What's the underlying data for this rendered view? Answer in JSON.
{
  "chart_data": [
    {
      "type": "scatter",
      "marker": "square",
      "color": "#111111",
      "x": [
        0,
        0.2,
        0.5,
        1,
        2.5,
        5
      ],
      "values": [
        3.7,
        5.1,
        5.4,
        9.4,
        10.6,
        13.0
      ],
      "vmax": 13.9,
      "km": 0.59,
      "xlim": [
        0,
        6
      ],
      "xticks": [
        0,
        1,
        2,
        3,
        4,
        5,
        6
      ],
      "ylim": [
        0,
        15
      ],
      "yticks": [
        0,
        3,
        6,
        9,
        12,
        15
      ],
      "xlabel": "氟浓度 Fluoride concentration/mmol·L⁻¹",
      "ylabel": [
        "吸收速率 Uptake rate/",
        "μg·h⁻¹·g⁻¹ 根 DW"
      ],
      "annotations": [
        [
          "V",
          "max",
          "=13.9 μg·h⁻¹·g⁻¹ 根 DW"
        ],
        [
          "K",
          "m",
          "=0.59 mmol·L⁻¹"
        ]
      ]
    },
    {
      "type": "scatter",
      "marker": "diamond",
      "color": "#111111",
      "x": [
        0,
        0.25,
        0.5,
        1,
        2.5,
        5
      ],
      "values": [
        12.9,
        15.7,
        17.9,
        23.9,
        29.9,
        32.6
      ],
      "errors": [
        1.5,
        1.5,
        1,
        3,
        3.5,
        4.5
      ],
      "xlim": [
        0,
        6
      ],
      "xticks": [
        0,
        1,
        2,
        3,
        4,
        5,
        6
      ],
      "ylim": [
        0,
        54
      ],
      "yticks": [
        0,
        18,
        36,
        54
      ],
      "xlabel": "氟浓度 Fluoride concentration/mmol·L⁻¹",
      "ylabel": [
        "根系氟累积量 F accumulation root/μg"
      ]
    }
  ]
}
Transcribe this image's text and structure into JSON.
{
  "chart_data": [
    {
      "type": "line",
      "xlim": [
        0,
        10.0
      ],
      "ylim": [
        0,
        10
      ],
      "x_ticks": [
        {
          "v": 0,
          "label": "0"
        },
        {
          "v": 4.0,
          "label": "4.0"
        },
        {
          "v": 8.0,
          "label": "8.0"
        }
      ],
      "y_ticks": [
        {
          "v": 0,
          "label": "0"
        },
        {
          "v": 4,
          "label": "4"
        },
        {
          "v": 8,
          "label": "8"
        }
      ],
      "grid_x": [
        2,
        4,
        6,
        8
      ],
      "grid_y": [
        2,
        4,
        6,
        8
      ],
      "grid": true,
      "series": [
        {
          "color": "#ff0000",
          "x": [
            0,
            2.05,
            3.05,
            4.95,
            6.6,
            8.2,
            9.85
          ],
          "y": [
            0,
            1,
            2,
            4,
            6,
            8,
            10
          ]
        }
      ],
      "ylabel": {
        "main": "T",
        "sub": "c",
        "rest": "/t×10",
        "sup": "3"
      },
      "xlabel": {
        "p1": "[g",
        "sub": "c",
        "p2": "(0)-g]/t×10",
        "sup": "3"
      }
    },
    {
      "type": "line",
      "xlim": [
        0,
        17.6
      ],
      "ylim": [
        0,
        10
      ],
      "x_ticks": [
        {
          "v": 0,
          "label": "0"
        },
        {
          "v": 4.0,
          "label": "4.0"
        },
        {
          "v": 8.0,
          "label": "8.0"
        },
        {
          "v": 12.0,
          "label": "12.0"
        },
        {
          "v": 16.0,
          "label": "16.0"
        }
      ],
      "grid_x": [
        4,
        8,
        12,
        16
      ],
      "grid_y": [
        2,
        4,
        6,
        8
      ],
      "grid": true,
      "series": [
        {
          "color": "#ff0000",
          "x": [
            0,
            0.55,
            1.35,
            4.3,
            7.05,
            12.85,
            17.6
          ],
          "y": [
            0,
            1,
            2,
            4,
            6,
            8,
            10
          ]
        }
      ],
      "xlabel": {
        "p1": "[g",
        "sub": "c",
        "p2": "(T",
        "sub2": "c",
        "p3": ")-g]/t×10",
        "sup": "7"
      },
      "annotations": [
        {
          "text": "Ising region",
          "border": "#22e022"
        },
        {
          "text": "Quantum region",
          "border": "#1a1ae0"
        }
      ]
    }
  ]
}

Directions →
Output every line above without altering anything.

Full output →
What's the underlying data for this rendered view? Answer in JSON.
{
  "chart_data": [
    {
      "type": "scatter",
      "marker": "square",
      "color": "#111111",
      "x": [
        0,
        0.2,
        0.5,
        1,
        2.5,
        5
      ],
      "values": [
        3.7,
        5.1,
        5.4,
        9.4,
        10.6,
        13.0
      ],
      "vmax": 13.9,
      "km": 0.59,
      "xlim": [
        0,
        6
      ],
      "xticks": [
        0,
        1,
        2,
        3,
        4,
        5,
        6
      ],
      "ylim": [
        0,
        15
      ],
      "yticks": [
        0,
        3,
        6,
        9,
        12,
        15
      ],
      "xlabel": "氟浓度 Fluoride concentration/mmol·L⁻¹",
      "ylabel": [
        "吸收速率 Uptake rate/",
        "μg·h⁻¹·g⁻¹ 根 DW"
      ],
      "annotations": [
        [
          "V",
          "max",
          "=13.9 μg·h⁻¹·g⁻¹ 根 DW"
        ],
        [
          "K",
          "m",
          "=0.59 mmol·L⁻¹"
        ]
      ]
    },
    {
      "type": "scatter",
      "marker": "diamond",
      "color": "#111111",
      "x": [
        0,
        0.25,
        0.5,
        1,
        2.5,
        5
      ],
      "values": [
        12.9,
        15.7,
        17.9,
        23.9,
        29.9,
        32.6
      ],
      "errors": [
        1.5,
        1.5,
        1,
        3,
        3.5,
        4.5
      ],
      "xlim": [
        0,
        6
      ],
      "xticks": [
        0,
        1,
        2,
        3,
        4,
        5,
        6
      ],
      "ylim": [
        0,
        54
      ],
      "yticks": [
        0,
        18,
        36,
        54
      ],
      "xlabel": "氟浓度 Fluoride concentration/mmol·L⁻¹",
      "ylabel": [
        "根系氟累积量 F accumulation root/μg"
      ]
    }
  ]
}
Transcribe this image's text and structure into JSON.
{
  "chart_data": [
    {
      "type": "line",
      "xlim": [
        0,
        10.0
      ],
      "ylim": [
        0,
        10
      ],
      "x_ticks": [
        {
          "v": 0,
          "label": "0"
        },
        {
          "v": 4.0,
          "label": "4.0"
        },
        {
          "v": 8.0,
          "label": "8.0"
        }
      ],
      "y_ticks": [
        {
          "v": 0,
          "label": "0"
        },
        {
          "v": 4,
          "label": "4"
        },
        {
          "v": 8,
          "label": "8"
        }
      ],
      "grid_x": [
        2,
        4,
        6,
        8
      ],
      "grid_y": [
        2,
        4,
        6,
        8
      ],
      "grid": true,
      "series": [
        {
          "color": "#ff0000",
          "x": [
            0,
            2.05,
            3.05,
            4.95,
            6.6,
            8.2,
            9.85
          ],
          "y": [
            0,
            1,
            2,
            4,
            6,
            8,
            10
          ]
        }
      ],
      "ylabel": {
        "main": "T",
        "sub": "c",
        "rest": "/t×10",
        "sup": "3"
      },
      "xlabel": {
        "p1": "[g",
        "sub": "c",
        "p2": "(0)-g]/t×10",
        "sup": "3"
      }
    },
    {
      "type": "line",
      "xlim": [
        0,
        17.6
      ],
      "ylim": [
        0,
        10
      ],
      "x_ticks": [
        {
          "v": 0,
          "label": "0"
        },
        {
          "v": 4.0,
          "label": "4.0"
        },
        {
          "v": 8.0,
          "label": "8.0"
        },
        {
          "v": 12.0,
          "label": "12.0"
        },
        {
          "v": 16.0,
          "label": "16.0"
        }
      ],
      "grid_x": [
        4,
        8,
        12,
        16
      ],
      "grid_y": [
        2,
        4,
        6,
        8
      ],
      "grid": true,
      "series": [
        {
          "color": "#ff0000",
          "x": [
            0,
            0.55,
            1.35,
            4.3,
            7.05,
            12.85,
            17.6
          ],
          "y": [
            0,
            1,
            2,
            4,
            6,
            8,
            10
          ]
        }
      ],
      "xlabel": {
        "p1": "[g",
        "sub": "c",
        "p2": "(T",
        "sub2": "c",
        "p3": ")-g]/t×10",
        "sup": "7"
      },
      "annotations": [
        {
          "text": "Ising region",
          "border": "#22e022"
        },
        {
          "text": "Quantum region",
          "border": "#1a1ae0"
        }
      ]
    }
  ]
}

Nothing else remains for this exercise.